EXERCISE DETAILS: Without the pictures, give the entries below again exactly as written.

***

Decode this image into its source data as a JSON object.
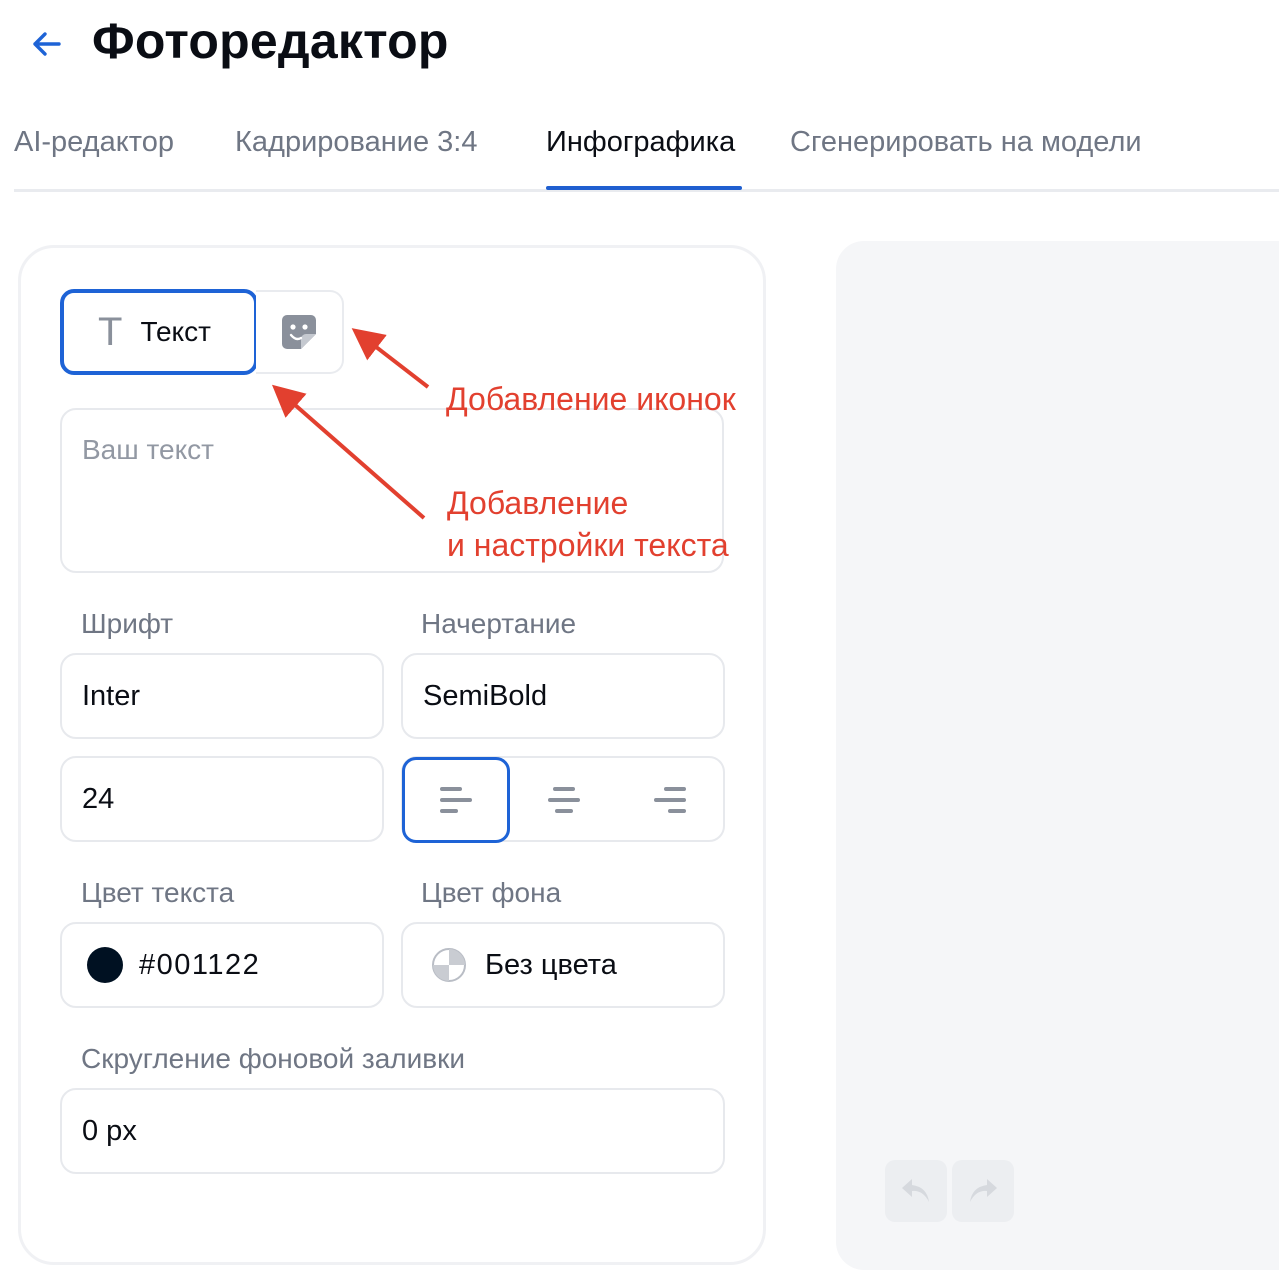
{
  "header": {
    "title": "Фоторедактор"
  },
  "tabs": [
    {
      "label": "AI-редактор",
      "active": false
    },
    {
      "label": "Кадрирование 3:4",
      "active": false
    },
    {
      "label": "Инфографика",
      "active": true
    },
    {
      "label": "Сгенерировать на модели",
      "active": false
    }
  ],
  "toolbar": {
    "text_tool_label": "Текст",
    "text_tool_icon": "T"
  },
  "text_input": {
    "placeholder": "Ваш текст",
    "value": ""
  },
  "font": {
    "label": "Шрифт",
    "value": "Inter"
  },
  "style": {
    "label": "Начертание",
    "value": "SemiBold"
  },
  "size": {
    "value": "24"
  },
  "alignment": {
    "options": [
      "left",
      "center",
      "right"
    ],
    "selected": "left"
  },
  "text_color": {
    "label": "Цвет текста",
    "value": "#001122",
    "swatch": "#001122"
  },
  "bg_color": {
    "label": "Цвет фона",
    "value": "Без цвета"
  },
  "radius": {
    "label": "Скругление фоновой заливки",
    "value": "0 px"
  },
  "annotations": {
    "icons": "Добавление иконок",
    "text_line1": "Добавление",
    "text_line2": "и настройки текста"
  },
  "colors": {
    "accent": "#1e63d6",
    "annotation": "#e2402f",
    "tab_underline": "#1f5fd0"
  },
  "icons": [
    "back-arrow-icon",
    "text-t-icon",
    "sticker-icon",
    "align-left-icon",
    "align-center-icon",
    "align-right-icon",
    "no-color-icon",
    "undo-icon",
    "redo-icon"
  ]
}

***

OUTPUT OF THE EXERCISE:
Decode this image into its source data as a JSON object.
{
  "header": {
    "title": "Фоторедактор"
  },
  "tabs": [
    {
      "label": "AI-редактор",
      "active": false
    },
    {
      "label": "Кадрирование 3:4",
      "active": false
    },
    {
      "label": "Инфографика",
      "active": true
    },
    {
      "label": "Сгенерировать на модели",
      "active": false
    }
  ],
  "toolbar": {
    "text_tool_label": "Текст",
    "text_tool_icon": "T"
  },
  "text_input": {
    "placeholder": "Ваш текст",
    "value": ""
  },
  "font": {
    "label": "Шрифт",
    "value": "Inter"
  },
  "style": {
    "label": "Начертание",
    "value": "SemiBold"
  },
  "size": {
    "value": "24"
  },
  "alignment": {
    "options": [
      "left",
      "center",
      "right"
    ],
    "selected": "left"
  },
  "text_color": {
    "label": "Цвет текста",
    "value": "#001122",
    "swatch": "#001122"
  },
  "bg_color": {
    "label": "Цвет фона",
    "value": "Без цвета"
  },
  "radius": {
    "label": "Скругление фоновой заливки",
    "value": "0 px"
  },
  "annotations": {
    "icons": "Добавление иконок",
    "text_line1": "Добавление",
    "text_line2": "и настройки текста"
  },
  "colors": {
    "accent": "#1e63d6",
    "annotation": "#e2402f",
    "tab_underline": "#1f5fd0"
  },
  "icons": [
    "back-arrow-icon",
    "text-t-icon",
    "sticker-icon",
    "align-left-icon",
    "align-center-icon",
    "align-right-icon",
    "no-color-icon",
    "undo-icon",
    "redo-icon"
  ]
}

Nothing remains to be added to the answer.